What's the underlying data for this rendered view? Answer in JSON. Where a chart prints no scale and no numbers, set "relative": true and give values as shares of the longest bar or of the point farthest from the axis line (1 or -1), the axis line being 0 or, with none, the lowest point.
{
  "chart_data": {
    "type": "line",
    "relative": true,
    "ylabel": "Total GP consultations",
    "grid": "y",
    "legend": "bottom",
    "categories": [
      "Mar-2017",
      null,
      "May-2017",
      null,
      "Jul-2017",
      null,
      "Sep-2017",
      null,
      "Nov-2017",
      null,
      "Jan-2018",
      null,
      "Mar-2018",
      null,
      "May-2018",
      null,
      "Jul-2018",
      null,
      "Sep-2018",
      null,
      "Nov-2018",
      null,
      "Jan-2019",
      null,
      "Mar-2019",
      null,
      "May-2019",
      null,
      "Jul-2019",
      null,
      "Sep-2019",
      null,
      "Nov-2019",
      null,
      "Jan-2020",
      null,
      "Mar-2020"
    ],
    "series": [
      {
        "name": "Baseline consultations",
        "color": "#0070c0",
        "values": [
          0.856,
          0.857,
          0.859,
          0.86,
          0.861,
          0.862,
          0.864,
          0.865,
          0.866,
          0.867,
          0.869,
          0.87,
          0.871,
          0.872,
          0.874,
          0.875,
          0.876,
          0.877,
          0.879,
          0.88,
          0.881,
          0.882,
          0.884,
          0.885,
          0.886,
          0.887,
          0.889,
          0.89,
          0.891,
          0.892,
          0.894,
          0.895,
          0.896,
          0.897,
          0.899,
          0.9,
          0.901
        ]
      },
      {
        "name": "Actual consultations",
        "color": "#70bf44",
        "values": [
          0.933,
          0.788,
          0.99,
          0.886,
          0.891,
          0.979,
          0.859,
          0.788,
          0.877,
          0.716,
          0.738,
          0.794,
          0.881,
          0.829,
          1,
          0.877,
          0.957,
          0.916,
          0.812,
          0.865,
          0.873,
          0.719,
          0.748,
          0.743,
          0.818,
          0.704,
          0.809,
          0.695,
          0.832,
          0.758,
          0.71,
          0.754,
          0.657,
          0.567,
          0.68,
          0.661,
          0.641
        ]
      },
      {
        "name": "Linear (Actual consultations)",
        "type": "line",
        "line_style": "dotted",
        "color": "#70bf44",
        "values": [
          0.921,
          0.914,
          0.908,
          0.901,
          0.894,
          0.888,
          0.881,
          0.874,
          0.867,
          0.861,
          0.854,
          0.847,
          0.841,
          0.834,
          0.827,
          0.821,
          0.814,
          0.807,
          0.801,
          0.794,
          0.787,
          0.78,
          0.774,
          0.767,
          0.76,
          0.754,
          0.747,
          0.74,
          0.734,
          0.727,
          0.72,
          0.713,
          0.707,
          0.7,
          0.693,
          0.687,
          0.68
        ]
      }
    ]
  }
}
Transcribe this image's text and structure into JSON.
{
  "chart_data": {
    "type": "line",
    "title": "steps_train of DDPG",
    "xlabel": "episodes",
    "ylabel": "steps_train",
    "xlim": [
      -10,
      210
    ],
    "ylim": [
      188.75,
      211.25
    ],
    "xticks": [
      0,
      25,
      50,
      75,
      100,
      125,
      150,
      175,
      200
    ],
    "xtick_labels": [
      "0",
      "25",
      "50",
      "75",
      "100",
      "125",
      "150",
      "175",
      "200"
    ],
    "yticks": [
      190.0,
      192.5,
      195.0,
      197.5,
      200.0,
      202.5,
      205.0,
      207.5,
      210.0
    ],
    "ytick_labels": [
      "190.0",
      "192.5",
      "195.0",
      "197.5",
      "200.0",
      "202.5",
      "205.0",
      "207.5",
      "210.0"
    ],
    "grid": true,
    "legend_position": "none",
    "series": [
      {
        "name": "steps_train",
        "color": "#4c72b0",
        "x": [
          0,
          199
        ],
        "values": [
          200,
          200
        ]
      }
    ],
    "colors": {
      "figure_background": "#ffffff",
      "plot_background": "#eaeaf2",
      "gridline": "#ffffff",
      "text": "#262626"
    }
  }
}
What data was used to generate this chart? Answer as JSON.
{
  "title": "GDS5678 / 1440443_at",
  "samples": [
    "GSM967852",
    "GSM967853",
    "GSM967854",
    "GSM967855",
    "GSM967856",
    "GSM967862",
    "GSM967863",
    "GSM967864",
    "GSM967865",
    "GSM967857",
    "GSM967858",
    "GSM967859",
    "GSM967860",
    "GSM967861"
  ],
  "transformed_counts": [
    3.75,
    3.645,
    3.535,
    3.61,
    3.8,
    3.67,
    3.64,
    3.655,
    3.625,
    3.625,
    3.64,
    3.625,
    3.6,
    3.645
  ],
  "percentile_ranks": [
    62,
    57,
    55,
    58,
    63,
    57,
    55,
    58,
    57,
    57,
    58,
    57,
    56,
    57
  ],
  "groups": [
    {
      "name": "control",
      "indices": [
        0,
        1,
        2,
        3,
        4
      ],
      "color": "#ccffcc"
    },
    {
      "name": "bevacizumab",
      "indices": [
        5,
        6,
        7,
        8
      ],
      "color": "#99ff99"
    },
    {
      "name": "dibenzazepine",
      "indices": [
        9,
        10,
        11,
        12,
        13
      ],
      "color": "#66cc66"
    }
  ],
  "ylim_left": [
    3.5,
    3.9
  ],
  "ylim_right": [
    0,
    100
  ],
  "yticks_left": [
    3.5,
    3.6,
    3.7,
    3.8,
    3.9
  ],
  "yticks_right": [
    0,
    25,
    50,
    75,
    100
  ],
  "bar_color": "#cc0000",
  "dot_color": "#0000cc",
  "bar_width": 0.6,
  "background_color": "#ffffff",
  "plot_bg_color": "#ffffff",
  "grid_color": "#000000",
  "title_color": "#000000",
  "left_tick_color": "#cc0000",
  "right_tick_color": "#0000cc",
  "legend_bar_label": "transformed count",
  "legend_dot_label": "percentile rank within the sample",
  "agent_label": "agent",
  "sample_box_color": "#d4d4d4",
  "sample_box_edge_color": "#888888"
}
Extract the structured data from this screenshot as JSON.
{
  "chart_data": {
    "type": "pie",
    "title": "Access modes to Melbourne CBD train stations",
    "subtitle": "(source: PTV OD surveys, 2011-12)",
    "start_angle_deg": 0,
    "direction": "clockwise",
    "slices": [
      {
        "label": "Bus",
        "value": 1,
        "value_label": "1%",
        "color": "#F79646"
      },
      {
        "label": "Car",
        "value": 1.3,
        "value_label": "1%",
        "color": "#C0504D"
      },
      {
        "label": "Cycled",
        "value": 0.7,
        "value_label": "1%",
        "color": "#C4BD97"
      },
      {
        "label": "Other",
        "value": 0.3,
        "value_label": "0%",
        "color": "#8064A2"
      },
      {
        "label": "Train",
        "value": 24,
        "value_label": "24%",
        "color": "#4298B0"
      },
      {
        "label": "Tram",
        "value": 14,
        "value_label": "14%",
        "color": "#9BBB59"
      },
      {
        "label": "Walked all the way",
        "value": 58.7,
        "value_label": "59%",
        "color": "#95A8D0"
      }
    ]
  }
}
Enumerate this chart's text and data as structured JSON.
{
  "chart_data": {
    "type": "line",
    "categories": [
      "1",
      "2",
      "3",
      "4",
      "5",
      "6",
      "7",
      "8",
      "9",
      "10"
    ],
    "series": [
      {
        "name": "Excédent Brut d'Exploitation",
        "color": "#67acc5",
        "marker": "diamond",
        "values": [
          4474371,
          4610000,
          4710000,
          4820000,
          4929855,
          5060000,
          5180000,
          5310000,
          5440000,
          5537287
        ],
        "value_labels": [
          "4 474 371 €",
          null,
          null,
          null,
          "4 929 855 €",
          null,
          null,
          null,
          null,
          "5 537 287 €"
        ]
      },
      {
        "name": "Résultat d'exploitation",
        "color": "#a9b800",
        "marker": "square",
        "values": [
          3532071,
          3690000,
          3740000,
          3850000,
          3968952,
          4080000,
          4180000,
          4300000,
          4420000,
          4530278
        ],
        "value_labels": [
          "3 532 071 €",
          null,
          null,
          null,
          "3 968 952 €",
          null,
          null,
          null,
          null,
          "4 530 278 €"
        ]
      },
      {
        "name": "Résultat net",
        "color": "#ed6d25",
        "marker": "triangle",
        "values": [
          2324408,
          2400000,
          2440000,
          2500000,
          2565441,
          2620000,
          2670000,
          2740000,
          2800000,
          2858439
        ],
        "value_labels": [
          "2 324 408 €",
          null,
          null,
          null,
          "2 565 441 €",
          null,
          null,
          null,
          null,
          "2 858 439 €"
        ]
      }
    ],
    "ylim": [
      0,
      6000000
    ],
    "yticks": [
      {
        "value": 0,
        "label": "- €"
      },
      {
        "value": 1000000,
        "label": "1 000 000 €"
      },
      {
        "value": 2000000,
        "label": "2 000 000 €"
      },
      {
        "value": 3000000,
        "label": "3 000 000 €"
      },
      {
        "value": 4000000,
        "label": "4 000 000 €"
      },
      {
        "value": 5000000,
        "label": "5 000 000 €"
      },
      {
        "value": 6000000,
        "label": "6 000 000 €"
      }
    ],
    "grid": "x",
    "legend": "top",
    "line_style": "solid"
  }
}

SET PROBLEM → Pick out and copy the lines of the entries that hold the string "Résultat".

WRITTEN ANSWER →
        "name": "Résultat d'exploitation",
        "name": "Résultat net",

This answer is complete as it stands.